GIVEN REQUEST:
Output an exact reproduction of the data.
Start of DATA FOR THIS TASK
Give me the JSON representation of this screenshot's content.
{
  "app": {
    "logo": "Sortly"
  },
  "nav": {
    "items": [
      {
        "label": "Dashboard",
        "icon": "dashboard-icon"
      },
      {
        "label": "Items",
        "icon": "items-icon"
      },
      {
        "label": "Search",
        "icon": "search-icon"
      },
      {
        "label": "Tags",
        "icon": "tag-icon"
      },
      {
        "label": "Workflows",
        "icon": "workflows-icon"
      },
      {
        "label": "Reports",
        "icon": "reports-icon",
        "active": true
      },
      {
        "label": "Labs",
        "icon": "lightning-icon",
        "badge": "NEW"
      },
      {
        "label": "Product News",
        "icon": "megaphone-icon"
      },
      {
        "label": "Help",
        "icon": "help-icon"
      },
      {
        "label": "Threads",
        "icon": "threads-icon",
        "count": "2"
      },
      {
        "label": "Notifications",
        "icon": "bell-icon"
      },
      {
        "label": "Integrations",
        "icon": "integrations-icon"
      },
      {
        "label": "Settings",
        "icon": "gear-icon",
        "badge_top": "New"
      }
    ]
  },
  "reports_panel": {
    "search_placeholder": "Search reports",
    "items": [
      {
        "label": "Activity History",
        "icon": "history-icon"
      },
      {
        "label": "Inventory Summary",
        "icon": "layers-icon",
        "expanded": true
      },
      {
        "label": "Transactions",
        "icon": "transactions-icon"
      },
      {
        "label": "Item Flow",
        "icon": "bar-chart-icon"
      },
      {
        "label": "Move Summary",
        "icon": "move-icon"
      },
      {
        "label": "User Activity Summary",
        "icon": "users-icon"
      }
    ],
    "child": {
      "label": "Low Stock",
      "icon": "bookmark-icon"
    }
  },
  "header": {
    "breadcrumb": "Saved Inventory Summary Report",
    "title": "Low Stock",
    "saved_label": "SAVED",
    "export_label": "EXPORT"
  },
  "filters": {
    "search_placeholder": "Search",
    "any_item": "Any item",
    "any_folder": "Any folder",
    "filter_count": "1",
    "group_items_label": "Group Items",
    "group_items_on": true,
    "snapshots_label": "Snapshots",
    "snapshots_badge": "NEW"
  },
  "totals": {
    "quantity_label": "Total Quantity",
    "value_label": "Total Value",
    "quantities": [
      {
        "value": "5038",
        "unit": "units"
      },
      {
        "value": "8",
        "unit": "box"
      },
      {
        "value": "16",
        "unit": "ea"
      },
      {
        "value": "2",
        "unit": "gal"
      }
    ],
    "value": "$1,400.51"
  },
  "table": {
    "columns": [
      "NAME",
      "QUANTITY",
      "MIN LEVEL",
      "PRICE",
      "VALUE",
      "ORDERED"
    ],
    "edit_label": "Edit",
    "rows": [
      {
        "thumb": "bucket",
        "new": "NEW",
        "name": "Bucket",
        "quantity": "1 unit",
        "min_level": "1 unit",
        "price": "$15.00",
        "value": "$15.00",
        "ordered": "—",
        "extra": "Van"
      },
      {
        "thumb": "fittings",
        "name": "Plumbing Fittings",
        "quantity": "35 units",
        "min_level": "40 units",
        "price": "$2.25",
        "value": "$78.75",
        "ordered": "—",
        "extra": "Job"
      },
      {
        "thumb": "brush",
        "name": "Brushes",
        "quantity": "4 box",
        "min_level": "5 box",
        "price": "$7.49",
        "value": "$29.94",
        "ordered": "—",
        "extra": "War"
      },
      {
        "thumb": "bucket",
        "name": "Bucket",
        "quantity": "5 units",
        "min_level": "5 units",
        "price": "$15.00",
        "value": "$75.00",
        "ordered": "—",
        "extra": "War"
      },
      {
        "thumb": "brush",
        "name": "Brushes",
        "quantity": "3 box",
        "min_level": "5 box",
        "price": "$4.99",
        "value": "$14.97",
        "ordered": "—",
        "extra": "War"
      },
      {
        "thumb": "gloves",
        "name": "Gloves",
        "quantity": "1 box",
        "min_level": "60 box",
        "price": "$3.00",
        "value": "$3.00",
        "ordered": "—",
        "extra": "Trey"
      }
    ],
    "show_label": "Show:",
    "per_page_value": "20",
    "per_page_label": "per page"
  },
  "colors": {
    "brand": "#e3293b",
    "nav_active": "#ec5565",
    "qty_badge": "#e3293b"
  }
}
End of DATA FOR THIS TASK
FULL RESPONSE:
Give me the JSON representation of this screenshot's content.
{
  "app": {
    "logo": "Sortly"
  },
  "nav": {
    "items": [
      {
        "label": "Dashboard",
        "icon": "dashboard-icon"
      },
      {
        "label": "Items",
        "icon": "items-icon"
      },
      {
        "label": "Search",
        "icon": "search-icon"
      },
      {
        "label": "Tags",
        "icon": "tag-icon"
      },
      {
        "label": "Workflows",
        "icon": "workflows-icon"
      },
      {
        "label": "Reports",
        "icon": "reports-icon",
        "active": true
      },
      {
        "label": "Labs",
        "icon": "lightning-icon",
        "badge": "NEW"
      },
      {
        "label": "Product News",
        "icon": "megaphone-icon"
      },
      {
        "label": "Help",
        "icon": "help-icon"
      },
      {
        "label": "Threads",
        "icon": "threads-icon",
        "count": "2"
      },
      {
        "label": "Notifications",
        "icon": "bell-icon"
      },
      {
        "label": "Integrations",
        "icon": "integrations-icon"
      },
      {
        "label": "Settings",
        "icon": "gear-icon",
        "badge_top": "New"
      }
    ]
  },
  "reports_panel": {
    "search_placeholder": "Search reports",
    "items": [
      {
        "label": "Activity History",
        "icon": "history-icon"
      },
      {
        "label": "Inventory Summary",
        "icon": "layers-icon",
        "expanded": true
      },
      {
        "label": "Transactions",
        "icon": "transactions-icon"
      },
      {
        "label": "Item Flow",
        "icon": "bar-chart-icon"
      },
      {
        "label": "Move Summary",
        "icon": "move-icon"
      },
      {
        "label": "User Activity Summary",
        "icon": "users-icon"
      }
    ],
    "child": {
      "label": "Low Stock",
      "icon": "bookmark-icon"
    }
  },
  "header": {
    "breadcrumb": "Saved Inventory Summary Report",
    "title": "Low Stock",
    "saved_label": "SAVED",
    "export_label": "EXPORT"
  },
  "filters": {
    "search_placeholder": "Search",
    "any_item": "Any item",
    "any_folder": "Any folder",
    "filter_count": "1",
    "group_items_label": "Group Items",
    "group_items_on": true,
    "snapshots_label": "Snapshots",
    "snapshots_badge": "NEW"
  },
  "totals": {
    "quantity_label": "Total Quantity",
    "value_label": "Total Value",
    "quantities": [
      {
        "value": "5038",
        "unit": "units"
      },
      {
        "value": "8",
        "unit": "box"
      },
      {
        "value": "16",
        "unit": "ea"
      },
      {
        "value": "2",
        "unit": "gal"
      }
    ],
    "value": "$1,400.51"
  },
  "table": {
    "columns": [
      "NAME",
      "QUANTITY",
      "MIN LEVEL",
      "PRICE",
      "VALUE",
      "ORDERED"
    ],
    "edit_label": "Edit",
    "rows": [
      {
        "thumb": "bucket",
        "new": "NEW",
        "name": "Bucket",
        "quantity": "1 unit",
        "min_level": "1 unit",
        "price": "$15.00",
        "value": "$15.00",
        "ordered": "—",
        "extra": "Van"
      },
      {
        "thumb": "fittings",
        "name": "Plumbing Fittings",
        "quantity": "35 units",
        "min_level": "40 units",
        "price": "$2.25",
        "value": "$78.75",
        "ordered": "—",
        "extra": "Job"
      },
      {
        "thumb": "brush",
        "name": "Brushes",
        "quantity": "4 box",
        "min_level": "5 box",
        "price": "$7.49",
        "value": "$29.94",
        "ordered": "—",
        "extra": "War"
      },
      {
        "thumb": "bucket",
        "name": "Bucket",
        "quantity": "5 units",
        "min_level": "5 units",
        "price": "$15.00",
        "value": "$75.00",
        "ordered": "—",
        "extra": "War"
      },
      {
        "thumb": "brush",
        "name": "Brushes",
        "quantity": "3 box",
        "min_level": "5 box",
        "price": "$4.99",
        "value": "$14.97",
        "ordered": "—",
        "extra": "War"
      },
      {
        "thumb": "gloves",
        "name": "Gloves",
        "quantity": "1 box",
        "min_level": "60 box",
        "price": "$3.00",
        "value": "$3.00",
        "ordered": "—",
        "extra": "Trey"
      }
    ],
    "show_label": "Show:",
    "per_page_value": "20",
    "per_page_label": "per page"
  },
  "colors": {
    "brand": "#e3293b",
    "nav_active": "#ec5565",
    "qty_badge": "#e3293b"
  }
}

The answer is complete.